— Start —

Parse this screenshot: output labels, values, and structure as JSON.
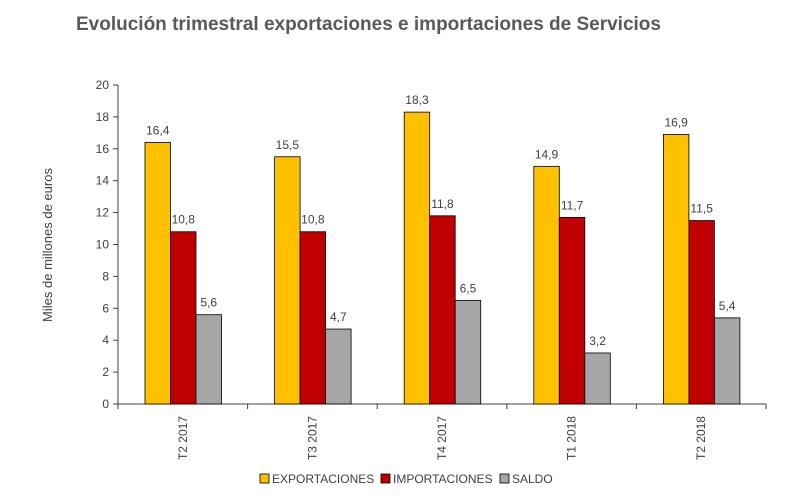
{
  "chart_data": {
    "type": "bar",
    "title": "Evolución trimestral exportaciones e importaciones de Servicios",
    "ylabel": "Miles de millones de euros",
    "xlabel": "",
    "ylim": [
      0,
      20
    ],
    "yticks": [
      0,
      2,
      4,
      6,
      8,
      10,
      12,
      14,
      16,
      18,
      20
    ],
    "categories": [
      "T2 2017",
      "T3 2017",
      "T4 2017",
      "T1 2018",
      "T2 2018"
    ],
    "series": [
      {
        "name": "EXPORTACIONES",
        "color": "#FFC000",
        "values": [
          16.4,
          15.5,
          18.3,
          14.9,
          16.9
        ],
        "labels": [
          "16,4",
          "15,5",
          "18,3",
          "14,9",
          "16,9"
        ]
      },
      {
        "name": "IMPORTACIONES",
        "color": "#C00000",
        "values": [
          10.8,
          10.8,
          11.8,
          11.7,
          11.5
        ],
        "labels": [
          "10,8",
          "10,8",
          "11,8",
          "11,7",
          "11,5"
        ]
      },
      {
        "name": "SALDO",
        "color": "#A6A6A6",
        "values": [
          5.6,
          4.7,
          6.5,
          3.2,
          5.4
        ],
        "labels": [
          "5,6",
          "4,7",
          "6,5",
          "3,2",
          "5,4"
        ]
      }
    ],
    "grid": false,
    "legend_position": "bottom"
  }
}
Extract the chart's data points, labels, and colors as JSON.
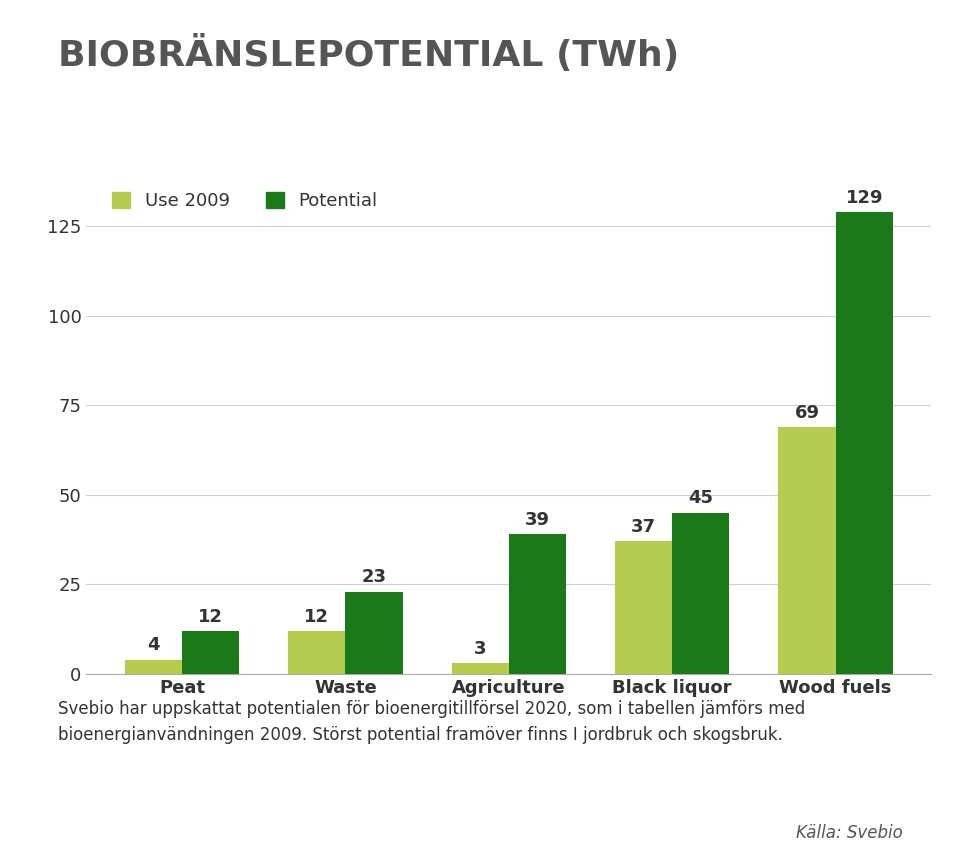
{
  "title": "BIOBRÄNSLEPOTENTIAL (TWh)",
  "categories": [
    "Peat",
    "Waste",
    "Agriculture",
    "Black liquor",
    "Wood fuels"
  ],
  "use_2009": [
    4,
    12,
    3,
    37,
    69
  ],
  "potential": [
    12,
    23,
    39,
    45,
    129
  ],
  "color_use": "#b5cc4f",
  "color_potential": "#1a7a1a",
  "ylim": [
    0,
    140
  ],
  "yticks": [
    0,
    25,
    50,
    75,
    100,
    125
  ],
  "legend_use": "Use 2009",
  "legend_potential": "Potential",
  "footnote": "Svebio har uppskattat potentialen för bioenergitillförsel 2020, som i tabellen jämförs med\nbioenergianvändningen 2009. Störst potential framöver finns I jordbruk och skogsbruk.",
  "source": "Källa: Svebio",
  "background_color": "#ffffff",
  "bar_width": 0.35,
  "title_fontsize": 26,
  "label_fontsize": 13,
  "tick_fontsize": 13,
  "value_fontsize": 13,
  "legend_fontsize": 13,
  "footnote_fontsize": 12,
  "source_fontsize": 12
}
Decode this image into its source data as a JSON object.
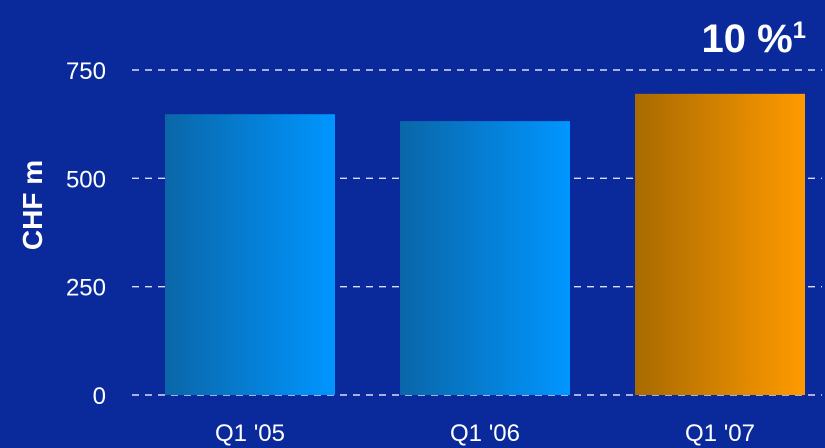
{
  "chart_data": {
    "type": "bar",
    "categories": [
      "Q1 '05",
      "Q1 '06",
      "Q1 '07"
    ],
    "values": [
      648,
      632,
      695
    ],
    "ylabel": "CHF m",
    "xlabel": "",
    "ylim": [
      0,
      750
    ],
    "yticks": [
      0,
      250,
      500,
      750
    ],
    "grid": true,
    "annotation": {
      "text": "10 %",
      "superscript": "1"
    },
    "colors": {
      "background": "#0a2a9c",
      "bar_standard_dark": "#0a66a8",
      "bar_standard_light": "#0096ff",
      "bar_highlight_dark": "#a86a00",
      "bar_highlight_light": "#ff9a00"
    },
    "highlight_index": 2
  }
}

— End —

WHAT NEEDS TO BE DONE: Quote each entry above verbatim and drop the pictures.

EXPECTED ANSWER:
Parse this screenshot: output labels, values, and structure as JSON.
{
  "chart_data": {
    "type": "bar",
    "title": "Evolución trimestral exportaciones e importaciones de Servicios",
    "ylabel": "Miles de millones de euros",
    "xlabel": "",
    "ylim": [
      0,
      20
    ],
    "yticks": [
      0,
      2,
      4,
      6,
      8,
      10,
      12,
      14,
      16,
      18,
      20
    ],
    "categories": [
      "T2 2017",
      "T3 2017",
      "T4 2017",
      "T1 2018",
      "T2 2018"
    ],
    "series": [
      {
        "name": "EXPORTACIONES",
        "color": "#FFC000",
        "values": [
          16.4,
          15.5,
          18.3,
          14.9,
          16.9
        ],
        "labels": [
          "16,4",
          "15,5",
          "18,3",
          "14,9",
          "16,9"
        ]
      },
      {
        "name": "IMPORTACIONES",
        "color": "#C00000",
        "values": [
          10.8,
          10.8,
          11.8,
          11.7,
          11.5
        ],
        "labels": [
          "10,8",
          "10,8",
          "11,8",
          "11,7",
          "11,5"
        ]
      },
      {
        "name": "SALDO",
        "color": "#A6A6A6",
        "values": [
          5.6,
          4.7,
          6.5,
          3.2,
          5.4
        ],
        "labels": [
          "5,6",
          "4,7",
          "6,5",
          "3,2",
          "5,4"
        ]
      }
    ],
    "grid": false,
    "legend_position": "bottom"
  }
}
Extract the chart's data points, labels, and colors as JSON.
{
  "title": "BIOBRÄNSLEPOTENTIAL (TWh)",
  "categories": [
    "Peat",
    "Waste",
    "Agriculture",
    "Black liquor",
    "Wood fuels"
  ],
  "use_2009": [
    4,
    12,
    3,
    37,
    69
  ],
  "potential": [
    12,
    23,
    39,
    45,
    129
  ],
  "color_use": "#b5cc4f",
  "color_potential": "#1a7a1a",
  "ylim": [
    0,
    140
  ],
  "yticks": [
    0,
    25,
    50,
    75,
    100,
    125
  ],
  "legend_use": "Use 2009",
  "legend_potential": "Potential",
  "footnote": "Svebio har uppskattat potentialen för bioenergitillförsel 2020, som i tabellen jämförs med\nbioenergianvändningen 2009. Störst potential framöver finns I jordbruk och skogsbruk.",
  "source": "Källa: Svebio",
  "background_color": "#ffffff",
  "bar_width": 0.35,
  "title_fontsize": 26,
  "label_fontsize": 13,
  "tick_fontsize": 13,
  "value_fontsize": 13,
  "legend_fontsize": 13,
  "footnote_fontsize": 12,
  "source_fontsize": 12
}
Decode this image into its source data as a JSON object.
{
  "chart_data": {
    "type": "bar",
    "categories": [
      "Q1 '05",
      "Q1 '06",
      "Q1 '07"
    ],
    "values": [
      648,
      632,
      695
    ],
    "ylabel": "CHF m",
    "xlabel": "",
    "ylim": [
      0,
      750
    ],
    "yticks": [
      0,
      250,
      500,
      750
    ],
    "grid": true,
    "annotation": {
      "text": "10 %",
      "superscript": "1"
    },
    "colors": {
      "background": "#0a2a9c",
      "bar_standard_dark": "#0a66a8",
      "bar_standard_light": "#0096ff",
      "bar_highlight_dark": "#a86a00",
      "bar_highlight_light": "#ff9a00"
    },
    "highlight_index": 2
  }
}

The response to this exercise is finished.